_Data for processing_
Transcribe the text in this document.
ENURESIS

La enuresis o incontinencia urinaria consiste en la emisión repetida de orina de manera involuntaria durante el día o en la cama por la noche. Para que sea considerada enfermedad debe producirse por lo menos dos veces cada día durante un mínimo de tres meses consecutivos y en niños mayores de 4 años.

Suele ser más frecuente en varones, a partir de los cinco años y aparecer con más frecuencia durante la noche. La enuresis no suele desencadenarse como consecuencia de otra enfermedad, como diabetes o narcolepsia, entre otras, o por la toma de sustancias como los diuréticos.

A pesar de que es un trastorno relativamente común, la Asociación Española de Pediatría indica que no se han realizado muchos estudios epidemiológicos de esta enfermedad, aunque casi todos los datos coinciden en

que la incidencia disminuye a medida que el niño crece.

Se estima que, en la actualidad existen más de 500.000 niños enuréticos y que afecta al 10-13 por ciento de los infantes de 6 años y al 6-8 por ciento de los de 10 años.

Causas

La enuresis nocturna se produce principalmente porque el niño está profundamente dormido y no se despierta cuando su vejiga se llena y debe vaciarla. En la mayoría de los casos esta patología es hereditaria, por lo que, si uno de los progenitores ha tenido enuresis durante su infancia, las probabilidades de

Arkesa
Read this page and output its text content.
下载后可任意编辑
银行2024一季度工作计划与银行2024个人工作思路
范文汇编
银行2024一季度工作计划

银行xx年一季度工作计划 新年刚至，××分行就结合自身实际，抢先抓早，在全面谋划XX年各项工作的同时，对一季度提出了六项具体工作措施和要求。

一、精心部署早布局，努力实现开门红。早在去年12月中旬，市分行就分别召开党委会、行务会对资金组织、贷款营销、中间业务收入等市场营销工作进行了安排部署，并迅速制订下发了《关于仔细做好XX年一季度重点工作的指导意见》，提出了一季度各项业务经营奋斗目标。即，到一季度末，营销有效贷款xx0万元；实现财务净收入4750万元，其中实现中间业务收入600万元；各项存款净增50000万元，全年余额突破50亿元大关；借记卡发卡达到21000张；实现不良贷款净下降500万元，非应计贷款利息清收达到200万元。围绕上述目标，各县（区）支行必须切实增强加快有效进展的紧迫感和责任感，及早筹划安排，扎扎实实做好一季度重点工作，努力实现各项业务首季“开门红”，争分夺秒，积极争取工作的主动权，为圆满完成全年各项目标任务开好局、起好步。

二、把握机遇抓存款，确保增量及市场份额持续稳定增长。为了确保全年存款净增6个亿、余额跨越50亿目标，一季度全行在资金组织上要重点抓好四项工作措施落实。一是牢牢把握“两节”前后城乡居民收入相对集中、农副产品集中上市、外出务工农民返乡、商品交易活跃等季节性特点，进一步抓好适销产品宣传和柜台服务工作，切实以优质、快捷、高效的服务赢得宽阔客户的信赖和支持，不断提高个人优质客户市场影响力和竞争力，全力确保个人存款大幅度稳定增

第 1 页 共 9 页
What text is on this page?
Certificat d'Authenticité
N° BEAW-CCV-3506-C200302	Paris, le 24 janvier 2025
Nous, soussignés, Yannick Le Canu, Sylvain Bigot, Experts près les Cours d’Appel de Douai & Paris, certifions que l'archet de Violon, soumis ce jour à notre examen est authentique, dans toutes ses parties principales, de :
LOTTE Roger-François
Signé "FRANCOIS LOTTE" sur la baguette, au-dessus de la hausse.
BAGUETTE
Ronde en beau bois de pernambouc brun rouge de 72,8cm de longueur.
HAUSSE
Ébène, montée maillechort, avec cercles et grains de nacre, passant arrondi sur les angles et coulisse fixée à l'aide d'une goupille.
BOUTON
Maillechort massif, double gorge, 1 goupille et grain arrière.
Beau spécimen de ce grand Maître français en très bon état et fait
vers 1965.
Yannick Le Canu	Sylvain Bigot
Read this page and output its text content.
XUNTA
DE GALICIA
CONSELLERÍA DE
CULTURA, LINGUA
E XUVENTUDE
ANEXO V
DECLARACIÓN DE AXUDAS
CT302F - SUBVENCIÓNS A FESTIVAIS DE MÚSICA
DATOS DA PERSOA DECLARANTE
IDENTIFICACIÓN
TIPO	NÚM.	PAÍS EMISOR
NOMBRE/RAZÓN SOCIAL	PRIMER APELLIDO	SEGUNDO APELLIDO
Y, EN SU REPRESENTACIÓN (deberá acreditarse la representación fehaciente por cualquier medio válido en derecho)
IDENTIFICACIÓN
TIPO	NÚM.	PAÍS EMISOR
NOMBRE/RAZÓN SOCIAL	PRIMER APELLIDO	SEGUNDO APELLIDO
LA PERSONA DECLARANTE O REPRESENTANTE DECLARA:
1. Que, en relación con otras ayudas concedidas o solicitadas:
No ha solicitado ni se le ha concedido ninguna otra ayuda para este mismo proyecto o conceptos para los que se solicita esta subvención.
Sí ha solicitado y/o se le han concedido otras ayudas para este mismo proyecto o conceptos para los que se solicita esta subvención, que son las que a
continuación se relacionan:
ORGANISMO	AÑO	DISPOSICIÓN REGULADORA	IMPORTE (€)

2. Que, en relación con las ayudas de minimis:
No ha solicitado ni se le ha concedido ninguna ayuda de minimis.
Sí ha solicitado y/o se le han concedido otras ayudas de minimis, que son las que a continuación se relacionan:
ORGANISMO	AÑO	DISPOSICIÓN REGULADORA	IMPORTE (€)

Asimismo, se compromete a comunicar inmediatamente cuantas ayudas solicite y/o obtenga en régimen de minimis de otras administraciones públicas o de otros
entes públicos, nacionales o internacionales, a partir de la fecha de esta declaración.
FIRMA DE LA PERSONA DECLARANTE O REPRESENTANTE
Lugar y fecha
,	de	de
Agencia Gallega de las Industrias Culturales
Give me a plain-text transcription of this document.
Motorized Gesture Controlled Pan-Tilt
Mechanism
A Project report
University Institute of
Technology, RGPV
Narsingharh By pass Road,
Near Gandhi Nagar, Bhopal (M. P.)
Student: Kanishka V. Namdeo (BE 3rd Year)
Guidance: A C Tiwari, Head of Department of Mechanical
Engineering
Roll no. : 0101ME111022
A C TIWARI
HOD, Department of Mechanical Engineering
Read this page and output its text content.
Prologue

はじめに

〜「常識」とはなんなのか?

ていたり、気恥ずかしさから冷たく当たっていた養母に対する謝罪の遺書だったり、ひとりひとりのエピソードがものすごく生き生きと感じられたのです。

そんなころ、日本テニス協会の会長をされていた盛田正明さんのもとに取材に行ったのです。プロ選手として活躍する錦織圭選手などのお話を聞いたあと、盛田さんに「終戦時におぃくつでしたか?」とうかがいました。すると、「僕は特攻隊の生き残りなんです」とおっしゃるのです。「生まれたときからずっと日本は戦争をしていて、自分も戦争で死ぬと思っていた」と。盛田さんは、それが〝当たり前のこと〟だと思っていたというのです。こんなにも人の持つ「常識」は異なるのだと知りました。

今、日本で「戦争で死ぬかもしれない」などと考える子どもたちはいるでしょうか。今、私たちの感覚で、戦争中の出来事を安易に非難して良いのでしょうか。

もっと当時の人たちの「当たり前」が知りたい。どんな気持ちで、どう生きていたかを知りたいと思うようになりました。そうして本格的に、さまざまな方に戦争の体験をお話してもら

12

_Work to complete_
Transcribe every entry exactly, omitting nothing.

_Completed task_
Transcribe the text in this document.
ENURESIS

La enuresis o incontinencia urinaria consiste en la emisión repetida de orina de manera involuntaria durante el día o en la cama por la noche. Para que sea considerada enfermedad debe producirse por lo menos dos veces cada día durante un mínimo de tres meses consecutivos y en niños mayores de 4 años.

Suele ser más frecuente en varones, a partir de los cinco años y aparecer con más frecuencia durante la noche. La enuresis no suele desencadenarse como consecuencia de otra enfermedad, como diabetes o narcolepsia, entre otras, o por la toma de sustancias como los diuréticos.

A pesar de que es un trastorno relativamente común, la Asociación Española de Pediatría indica que no se han realizado muchos estudios epidemiológicos de esta enfermedad, aunque casi todos los datos coinciden en

que la incidencia disminuye a medida que el niño crece.

Se estima que, en la actualidad existen más de 500.000 niños enuréticos y que afecta al 10-13 por ciento de los infantes de 6 años y al 6-8 por ciento de los de 10 años.

Causas

La enuresis nocturna se produce principalmente porque el niño está profundamente dormido y no se despierta cuando su vejiga se llena y debe vaciarla. En la mayoría de los casos esta patología es hereditaria, por lo que, si uno de los progenitores ha tenido enuresis durante su infancia, las probabilidades de

Arkesa
Read this page and output its text content.
下载后可任意编辑
银行2024一季度工作计划与银行2024个人工作思路
范文汇编
银行2024一季度工作计划

银行xx年一季度工作计划 新年刚至，××分行就结合自身实际，抢先抓早，在全面谋划XX年各项工作的同时，对一季度提出了六项具体工作措施和要求。

一、精心部署早布局，努力实现开门红。早在去年12月中旬，市分行就分别召开党委会、行务会对资金组织、贷款营销、中间业务收入等市场营销工作进行了安排部署，并迅速制订下发了《关于仔细做好XX年一季度重点工作的指导意见》，提出了一季度各项业务经营奋斗目标。即，到一季度末，营销有效贷款xx0万元；实现财务净收入4750万元，其中实现中间业务收入600万元；各项存款净增50000万元，全年余额突破50亿元大关；借记卡发卡达到21000张；实现不良贷款净下降500万元，非应计贷款利息清收达到200万元。围绕上述目标，各县（区）支行必须切实增强加快有效进展的紧迫感和责任感，及早筹划安排，扎扎实实做好一季度重点工作，努力实现各项业务首季“开门红”，争分夺秒，积极争取工作的主动权，为圆满完成全年各项目标任务开好局、起好步。

二、把握机遇抓存款，确保增量及市场份额持续稳定增长。为了确保全年存款净增6个亿、余额跨越50亿目标，一季度全行在资金组织上要重点抓好四项工作措施落实。一是牢牢把握“两节”前后城乡居民收入相对集中、农副产品集中上市、外出务工农民返乡、商品交易活跃等季节性特点，进一步抓好适销产品宣传和柜台服务工作，切实以优质、快捷、高效的服务赢得宽阔客户的信赖和支持，不断提高个人优质客户市场影响力和竞争力，全力确保个人存款大幅度稳定增

第 1 页 共 9 页
What text is on this page?
Certificat d'Authenticité
N° BEAW-CCV-3506-C200302	Paris, le 24 janvier 2025
Nous, soussignés, Yannick Le Canu, Sylvain Bigot, Experts près les Cours d’Appel de Douai & Paris, certifions que l'archet de Violon, soumis ce jour à notre examen est authentique, dans toutes ses parties principales, de :
LOTTE Roger-François
Signé "FRANCOIS LOTTE" sur la baguette, au-dessus de la hausse.
BAGUETTE
Ronde en beau bois de pernambouc brun rouge de 72,8cm de longueur.
HAUSSE
Ébène, montée maillechort, avec cercles et grains de nacre, passant arrondi sur les angles et coulisse fixée à l'aide d'une goupille.
BOUTON
Maillechort massif, double gorge, 1 goupille et grain arrière.
Beau spécimen de ce grand Maître français en très bon état et fait
vers 1965.
Yannick Le Canu	Sylvain Bigot
Read this page and output its text content.
XUNTA
DE GALICIA
CONSELLERÍA DE
CULTURA, LINGUA
E XUVENTUDE
ANEXO V
DECLARACIÓN DE AXUDAS
CT302F - SUBVENCIÓNS A FESTIVAIS DE MÚSICA
DATOS DA PERSOA DECLARANTE
IDENTIFICACIÓN
TIPO	NÚM.	PAÍS EMISOR
NOMBRE/RAZÓN SOCIAL	PRIMER APELLIDO	SEGUNDO APELLIDO
Y, EN SU REPRESENTACIÓN (deberá acreditarse la representación fehaciente por cualquier medio válido en derecho)
IDENTIFICACIÓN
TIPO	NÚM.	PAÍS EMISOR
NOMBRE/RAZÓN SOCIAL	PRIMER APELLIDO	SEGUNDO APELLIDO
LA PERSONA DECLARANTE O REPRESENTANTE DECLARA:
1. Que, en relación con otras ayudas concedidas o solicitadas:
No ha solicitado ni se le ha concedido ninguna otra ayuda para este mismo proyecto o conceptos para los que se solicita esta subvención.
Sí ha solicitado y/o se le han concedido otras ayudas para este mismo proyecto o conceptos para los que se solicita esta subvención, que son las que a
continuación se relacionan:
ORGANISMO	AÑO	DISPOSICIÓN REGULADORA	IMPORTE (€)

2. Que, en relación con las ayudas de minimis:
No ha solicitado ni se le ha concedido ninguna ayuda de minimis.
Sí ha solicitado y/o se le han concedido otras ayudas de minimis, que son las que a continuación se relacionan:
ORGANISMO	AÑO	DISPOSICIÓN REGULADORA	IMPORTE (€)

Asimismo, se compromete a comunicar inmediatamente cuantas ayudas solicite y/o obtenga en régimen de minimis de otras administraciones públicas o de otros
entes públicos, nacionales o internacionales, a partir de la fecha de esta declaración.
FIRMA DE LA PERSONA DECLARANTE O REPRESENTANTE
Lugar y fecha
,	de	de
Agencia Gallega de las Industrias Culturales
Give me a plain-text transcription of this document.
Motorized Gesture Controlled Pan-Tilt
Mechanism
A Project report
University Institute of
Technology, RGPV
Narsingharh By pass Road,
Near Gandhi Nagar, Bhopal (M. P.)
Student: Kanishka V. Namdeo (BE 3rd Year)
Guidance: A C Tiwari, Head of Department of Mechanical
Engineering
Roll no. : 0101ME111022
A C TIWARI
HOD, Department of Mechanical Engineering
Read this page and output its text content.
Prologue

はじめに

〜「常識」とはなんなのか?

ていたり、気恥ずかしさから冷たく当たっていた養母に対する謝罪の遺書だったり、ひとりひとりのエピソードがものすごく生き生きと感じられたのです。

そんなころ、日本テニス協会の会長をされていた盛田正明さんのもとに取材に行ったのです。プロ選手として活躍する錦織圭選手などのお話を聞いたあと、盛田さんに「終戦時におぃくつでしたか?」とうかがいました。すると、「僕は特攻隊の生き残りなんです」とおっしゃるのです。「生まれたときからずっと日本は戦争をしていて、自分も戦争で死ぬと思っていた」と。盛田さんは、それが〝当たり前のこと〟だと思っていたというのです。こんなにも人の持つ「常識」は異なるのだと知りました。

今、日本で「戦争で死ぬかもしれない」などと考える子どもたちはいるでしょうか。今、私たちの感覚で、戦争中の出来事を安易に非難して良いのでしょうか。

もっと当時の人たちの「当たり前」が知りたい。どんな気持ちで、どう生きていたかを知りたいと思うようになりました。そうして本格的に、さまざまな方に戦争の体験をお話してもら

12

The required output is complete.